EXERCISE.
Pick out the lines below that contain the string "Включить" and copy them all.

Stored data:
***

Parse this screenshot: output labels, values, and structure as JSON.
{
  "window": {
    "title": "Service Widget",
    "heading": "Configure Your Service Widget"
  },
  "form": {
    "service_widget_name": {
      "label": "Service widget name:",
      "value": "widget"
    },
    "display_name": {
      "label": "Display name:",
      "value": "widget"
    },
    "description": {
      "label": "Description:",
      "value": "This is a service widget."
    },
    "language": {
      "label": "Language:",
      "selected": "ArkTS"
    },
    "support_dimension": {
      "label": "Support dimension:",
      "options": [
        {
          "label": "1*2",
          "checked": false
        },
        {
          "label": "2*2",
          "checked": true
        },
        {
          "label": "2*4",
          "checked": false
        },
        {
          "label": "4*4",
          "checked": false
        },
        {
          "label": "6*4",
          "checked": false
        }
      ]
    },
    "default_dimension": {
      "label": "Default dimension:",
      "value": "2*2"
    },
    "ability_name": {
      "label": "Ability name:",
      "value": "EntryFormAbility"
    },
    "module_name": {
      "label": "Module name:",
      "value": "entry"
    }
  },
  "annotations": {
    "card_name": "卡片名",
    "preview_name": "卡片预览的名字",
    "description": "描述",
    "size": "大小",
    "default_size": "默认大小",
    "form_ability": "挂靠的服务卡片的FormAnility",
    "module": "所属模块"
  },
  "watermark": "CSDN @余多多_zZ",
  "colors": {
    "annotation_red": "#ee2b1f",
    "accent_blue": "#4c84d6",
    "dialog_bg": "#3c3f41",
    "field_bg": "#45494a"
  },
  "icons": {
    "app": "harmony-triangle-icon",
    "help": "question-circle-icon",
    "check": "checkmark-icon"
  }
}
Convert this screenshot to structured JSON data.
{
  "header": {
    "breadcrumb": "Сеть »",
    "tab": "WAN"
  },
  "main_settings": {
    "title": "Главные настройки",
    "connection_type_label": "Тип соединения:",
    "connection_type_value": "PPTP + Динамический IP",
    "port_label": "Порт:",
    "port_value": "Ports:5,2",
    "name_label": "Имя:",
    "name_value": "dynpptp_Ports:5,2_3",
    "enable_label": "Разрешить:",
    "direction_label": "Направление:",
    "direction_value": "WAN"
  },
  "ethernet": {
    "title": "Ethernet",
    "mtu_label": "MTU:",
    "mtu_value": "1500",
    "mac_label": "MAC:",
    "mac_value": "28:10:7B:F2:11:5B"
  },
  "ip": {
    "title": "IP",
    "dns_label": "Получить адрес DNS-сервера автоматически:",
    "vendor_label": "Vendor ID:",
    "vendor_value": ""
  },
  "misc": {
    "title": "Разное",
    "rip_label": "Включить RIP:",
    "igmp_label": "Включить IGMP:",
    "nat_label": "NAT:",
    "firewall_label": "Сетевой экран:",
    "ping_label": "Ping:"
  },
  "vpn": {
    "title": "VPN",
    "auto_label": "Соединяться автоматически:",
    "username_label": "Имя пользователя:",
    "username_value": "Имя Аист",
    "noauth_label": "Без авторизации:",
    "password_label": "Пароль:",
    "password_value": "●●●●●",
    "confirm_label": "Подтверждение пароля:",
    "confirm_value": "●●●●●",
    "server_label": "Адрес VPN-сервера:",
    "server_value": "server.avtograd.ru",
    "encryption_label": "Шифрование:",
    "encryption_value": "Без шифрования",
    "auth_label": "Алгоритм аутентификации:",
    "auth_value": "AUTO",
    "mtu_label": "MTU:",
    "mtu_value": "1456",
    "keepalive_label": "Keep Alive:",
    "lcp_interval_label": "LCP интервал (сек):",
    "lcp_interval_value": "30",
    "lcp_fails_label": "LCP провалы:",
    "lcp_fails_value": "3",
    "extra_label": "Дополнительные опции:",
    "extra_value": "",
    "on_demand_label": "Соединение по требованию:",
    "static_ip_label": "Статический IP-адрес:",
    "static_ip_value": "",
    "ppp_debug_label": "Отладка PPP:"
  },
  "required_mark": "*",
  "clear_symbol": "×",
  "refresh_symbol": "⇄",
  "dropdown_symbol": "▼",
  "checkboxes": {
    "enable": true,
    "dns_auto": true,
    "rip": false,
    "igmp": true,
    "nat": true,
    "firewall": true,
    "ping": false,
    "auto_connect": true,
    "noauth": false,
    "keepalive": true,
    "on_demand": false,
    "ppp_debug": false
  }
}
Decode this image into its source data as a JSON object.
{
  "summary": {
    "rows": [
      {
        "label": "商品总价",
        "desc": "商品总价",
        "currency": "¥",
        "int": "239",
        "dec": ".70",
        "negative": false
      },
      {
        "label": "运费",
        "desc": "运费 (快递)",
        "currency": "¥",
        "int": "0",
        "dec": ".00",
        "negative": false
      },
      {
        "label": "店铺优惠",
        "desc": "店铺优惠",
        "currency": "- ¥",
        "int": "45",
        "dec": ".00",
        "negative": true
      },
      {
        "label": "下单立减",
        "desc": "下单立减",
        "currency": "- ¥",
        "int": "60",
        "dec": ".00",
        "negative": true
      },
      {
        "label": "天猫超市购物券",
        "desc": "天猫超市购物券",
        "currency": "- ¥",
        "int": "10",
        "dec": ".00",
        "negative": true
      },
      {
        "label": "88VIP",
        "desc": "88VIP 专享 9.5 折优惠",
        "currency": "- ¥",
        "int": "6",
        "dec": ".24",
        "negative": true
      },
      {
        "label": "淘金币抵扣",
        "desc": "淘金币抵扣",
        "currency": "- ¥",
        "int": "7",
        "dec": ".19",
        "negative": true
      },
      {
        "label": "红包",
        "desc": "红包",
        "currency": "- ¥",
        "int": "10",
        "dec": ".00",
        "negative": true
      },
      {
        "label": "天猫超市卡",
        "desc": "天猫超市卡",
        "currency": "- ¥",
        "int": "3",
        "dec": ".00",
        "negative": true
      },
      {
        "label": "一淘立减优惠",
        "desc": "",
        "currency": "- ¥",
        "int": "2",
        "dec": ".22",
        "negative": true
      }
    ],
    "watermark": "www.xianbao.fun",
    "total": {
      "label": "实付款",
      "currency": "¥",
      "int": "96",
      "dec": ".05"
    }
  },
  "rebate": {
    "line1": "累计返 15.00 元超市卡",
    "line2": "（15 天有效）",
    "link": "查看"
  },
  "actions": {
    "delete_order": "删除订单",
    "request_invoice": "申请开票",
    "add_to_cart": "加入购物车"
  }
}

***

RIGHT ANSWER.
    "rip_label": "Включить RIP:",
    "igmp_label": "Включить IGMP:",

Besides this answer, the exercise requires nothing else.